Some records:
════════════════

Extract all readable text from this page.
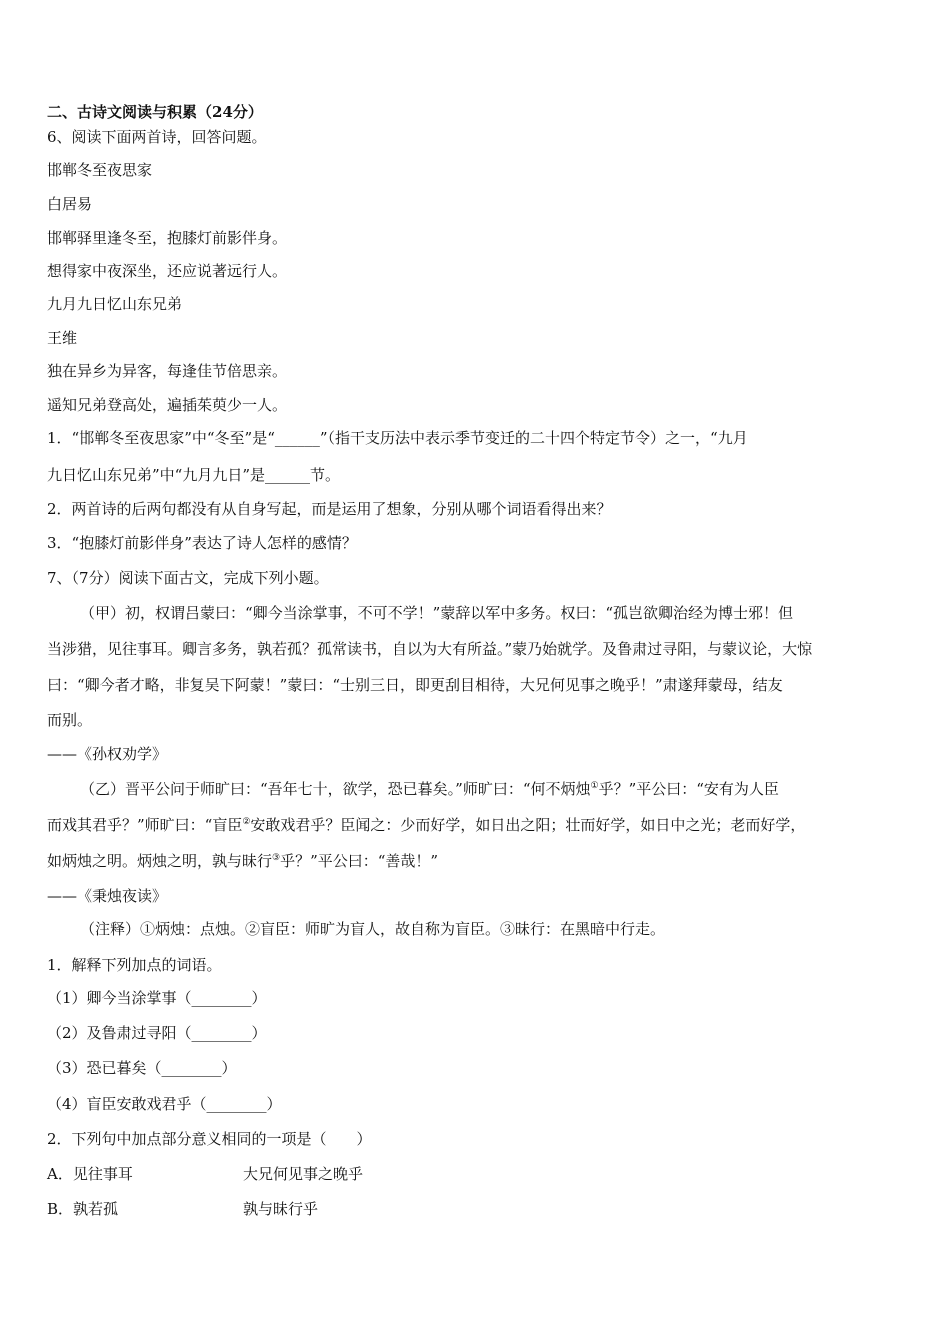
二、古诗文阅读与积累（24分）
6、阅读下面两首诗，回答问题。
邯郸冬至夜思家
白居易
邯郸驿里逢冬至，抱膝灯前影伴身。
想得家中夜深坐，还应说著远行人。
九月九日忆山东兄弟
王维
独在异乡为异客，每逢佳节倍思亲。
遥知兄弟登高处，遍插茱萸少一人。
1．“邯郸冬至夜思家”中“冬至”是“______”（指干支历法中表示季节变迁的二十四个特定节令）之一，“九月
九日忆山东兄弟”中“九月九日”是______节。
2．两首诗的后两句都没有从自身写起，而是运用了想象，分别从哪个词语看得出来？
3．“抱膝灯前影伴身”表达了诗人怎样的感情？
7、（7分）阅读下面古文，完成下列小题。
（甲）初，权谓吕蒙曰：“卿今当涂掌事，不可不学！”蒙辞以军中多务。权曰：“孤岂欲卿治经为博士邪！但
当涉猎，见往事耳。卿言多务，孰若孤？孤常读书，自以为大有所益。”蒙乃始就学。及鲁肃过寻阳，与蒙议论，大惊
曰：“卿今者才略，非复吴下阿蒙！”蒙曰：“士别三日，即更刮目相待，大兄何见事之晚乎！”肃遂拜蒙母，结友
而别。
——《孙权劝学》
（乙）晋平公问于师旷曰：“吾年七十，欲学，恐已暮矣。”师旷曰：“何不炳烛①乎？”平公曰：“安有为人臣
而戏其君乎？”师旷曰：“盲臣②安敢戏君乎？臣闻之：少而好学，如日出之阳；壮而好学，如日中之光；老而好学，
如炳烛之明。炳烛之明，孰与昧行③乎？”平公曰：“善哉！”
——《秉烛夜读》
（注释）①炳烛：点烛。②盲臣：师旷为盲人，故自称为盲臣。③昧行：在黑暗中行走。
1．解释下列加点的词语。
（1）卿今当涂掌事（________）
（2）及鲁肃过寻阳（________）
（3）恐已暮矣（________）
（4）盲臣安敢戏君乎（________）
2．下列句中加点部分意义相同的一项是（　　）
A．见往事耳	大兄何见事之晚乎
B．孰若孤	孰与昧行乎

════════════════

### [WORK TO DO]
Find every line of the data that holds the string "恐已暮矣", then say how many there are and nothing else.

### [COMPLETE OUTPUT]
2